DATASET ROWS:
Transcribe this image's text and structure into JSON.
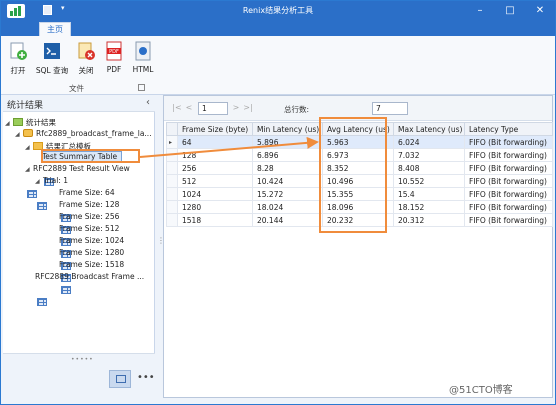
{
  "window": {
    "title": "Renix结果分析工具",
    "min_icon": "minimize-icon",
    "max_icon": "maximize-icon",
    "close_icon": "close-icon"
  },
  "ribbon": {
    "tab": "主页",
    "buttons": [
      {
        "label": "打开",
        "icon": "open-icon"
      },
      {
        "label": "SQL 查询",
        "icon": "sql-icon"
      },
      {
        "label": "关闭",
        "icon": "close-file-icon"
      },
      {
        "label": "PDF",
        "icon": "pdf-icon"
      },
      {
        "label": "HTML",
        "icon": "html-icon"
      }
    ],
    "group_label": "文件"
  },
  "left_panel": {
    "title": "统计结果",
    "collapse_glyph": "‹",
    "tree": [
      {
        "label": "统计结果",
        "toggle": "◢"
      },
      {
        "label": "Rfc2889_broadcast_frame_la...",
        "toggle": "◢"
      },
      {
        "label": "结果汇总模板",
        "toggle": "◢"
      },
      {
        "label": "Test Summary Table",
        "toggle": ""
      },
      {
        "label": "RFC2889 Test Result View",
        "toggle": "◢"
      },
      {
        "label": "Trial: 1",
        "toggle": "◢"
      },
      {
        "label": "Frame Size: 64",
        "toggle": ""
      },
      {
        "label": "Frame Size: 128",
        "toggle": ""
      },
      {
        "label": "Frame Size: 256",
        "toggle": ""
      },
      {
        "label": "Frame Size: 512",
        "toggle": ""
      },
      {
        "label": "Frame Size: 1024",
        "toggle": ""
      },
      {
        "label": "Frame Size: 1280",
        "toggle": ""
      },
      {
        "label": "Frame Size: 1518",
        "toggle": ""
      },
      {
        "label": "RFC2889 Broadcast Frame ...",
        "toggle": ""
      }
    ],
    "footer_more": "•••",
    "grip": "•••••"
  },
  "pager": {
    "first": "|<",
    "prev": "<",
    "page": "1",
    "next": ">",
    "last": ">|",
    "total_label": "总行数:",
    "total_value": "7"
  },
  "table": {
    "columns": [
      "Frame Size (byte)",
      "Min Latency (us)",
      "Avg Latency (us)",
      "Max Latency (us)",
      "Latency Type"
    ],
    "current_row_marker": "▸",
    "rows": [
      [
        "64",
        "5.896",
        "5.963",
        "6.024",
        "FIFO (Bit forwarding)"
      ],
      [
        "128",
        "6.896",
        "6.973",
        "7.032",
        "FIFO (Bit forwarding)"
      ],
      [
        "256",
        "8.28",
        "8.352",
        "8.408",
        "FIFO (Bit forwarding)"
      ],
      [
        "512",
        "10.424",
        "10.496",
        "10.552",
        "FIFO (Bit forwarding)"
      ],
      [
        "1024",
        "15.272",
        "15.355",
        "15.4",
        "FIFO (Bit forwarding)"
      ],
      [
        "1280",
        "18.024",
        "18.096",
        "18.152",
        "FIFO (Bit forwarding)"
      ],
      [
        "1518",
        "20.144",
        "20.232",
        "20.312",
        "FIFO (Bit forwarding)"
      ]
    ]
  },
  "watermark": "@51CTO博客",
  "colors": {
    "accent": "#2b6fc8",
    "highlight": "#f08c3c"
  }
}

JOB:
Take every line from the data above that holds "Test" and copy it out.

OUTPUT FOR THIS EXERCISE:
        "label": "Test Summary Table",
        "label": "RFC2889 Test Result View",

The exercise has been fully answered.